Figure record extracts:

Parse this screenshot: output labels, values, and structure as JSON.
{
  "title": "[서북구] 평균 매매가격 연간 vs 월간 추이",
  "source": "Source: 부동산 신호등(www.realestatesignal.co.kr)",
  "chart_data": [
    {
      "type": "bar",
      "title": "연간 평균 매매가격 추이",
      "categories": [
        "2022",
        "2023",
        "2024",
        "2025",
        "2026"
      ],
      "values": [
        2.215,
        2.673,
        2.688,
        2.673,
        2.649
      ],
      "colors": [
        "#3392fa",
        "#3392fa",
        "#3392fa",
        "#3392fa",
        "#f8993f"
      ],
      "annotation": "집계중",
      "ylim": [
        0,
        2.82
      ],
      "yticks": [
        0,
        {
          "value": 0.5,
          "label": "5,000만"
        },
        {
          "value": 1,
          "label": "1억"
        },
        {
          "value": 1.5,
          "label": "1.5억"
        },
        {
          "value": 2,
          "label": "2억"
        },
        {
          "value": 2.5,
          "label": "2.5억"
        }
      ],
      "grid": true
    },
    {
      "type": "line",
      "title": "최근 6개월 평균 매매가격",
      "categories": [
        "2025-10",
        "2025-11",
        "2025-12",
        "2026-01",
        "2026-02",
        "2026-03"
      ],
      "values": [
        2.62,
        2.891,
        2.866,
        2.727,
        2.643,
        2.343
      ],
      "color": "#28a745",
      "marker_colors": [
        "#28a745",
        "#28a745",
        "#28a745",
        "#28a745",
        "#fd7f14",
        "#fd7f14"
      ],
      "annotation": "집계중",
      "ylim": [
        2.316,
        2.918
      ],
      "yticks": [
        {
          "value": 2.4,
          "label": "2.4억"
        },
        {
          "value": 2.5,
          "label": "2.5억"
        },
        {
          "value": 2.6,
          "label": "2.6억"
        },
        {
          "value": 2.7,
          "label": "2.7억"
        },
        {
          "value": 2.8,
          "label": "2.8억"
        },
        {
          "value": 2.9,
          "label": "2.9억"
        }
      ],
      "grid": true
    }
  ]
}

§ EXERCISE OBJECTIVE: Print every line of the records exactly. Omit nothing.

§ FINAL ANSWER:
Parse this screenshot: output labels, values, and structure as JSON.
{
  "title": "[서북구] 평균 매매가격 연간 vs 월간 추이",
  "source": "Source: 부동산 신호등(www.realestatesignal.co.kr)",
  "chart_data": [
    {
      "type": "bar",
      "title": "연간 평균 매매가격 추이",
      "categories": [
        "2022",
        "2023",
        "2024",
        "2025",
        "2026"
      ],
      "values": [
        2.215,
        2.673,
        2.688,
        2.673,
        2.649
      ],
      "colors": [
        "#3392fa",
        "#3392fa",
        "#3392fa",
        "#3392fa",
        "#f8993f"
      ],
      "annotation": "집계중",
      "ylim": [
        0,
        2.82
      ],
      "yticks": [
        0,
        {
          "value": 0.5,
          "label": "5,000만"
        },
        {
          "value": 1,
          "label": "1억"
        },
        {
          "value": 1.5,
          "label": "1.5억"
        },
        {
          "value": 2,
          "label": "2억"
        },
        {
          "value": 2.5,
          "label": "2.5억"
        }
      ],
      "grid": true
    },
    {
      "type": "line",
      "title": "최근 6개월 평균 매매가격",
      "categories": [
        "2025-10",
        "2025-11",
        "2025-12",
        "2026-01",
        "2026-02",
        "2026-03"
      ],
      "values": [
        2.62,
        2.891,
        2.866,
        2.727,
        2.643,
        2.343
      ],
      "color": "#28a745",
      "marker_colors": [
        "#28a745",
        "#28a745",
        "#28a745",
        "#28a745",
        "#fd7f14",
        "#fd7f14"
      ],
      "annotation": "집계중",
      "ylim": [
        2.316,
        2.918
      ],
      "yticks": [
        {
          "value": 2.4,
          "label": "2.4억"
        },
        {
          "value": 2.5,
          "label": "2.5억"
        },
        {
          "value": 2.6,
          "label": "2.6억"
        },
        {
          "value": 2.7,
          "label": "2.7억"
        },
        {
          "value": 2.8,
          "label": "2.8억"
        },
        {
          "value": 2.9,
          "label": "2.9억"
        }
      ],
      "grid": true
    }
  ]
}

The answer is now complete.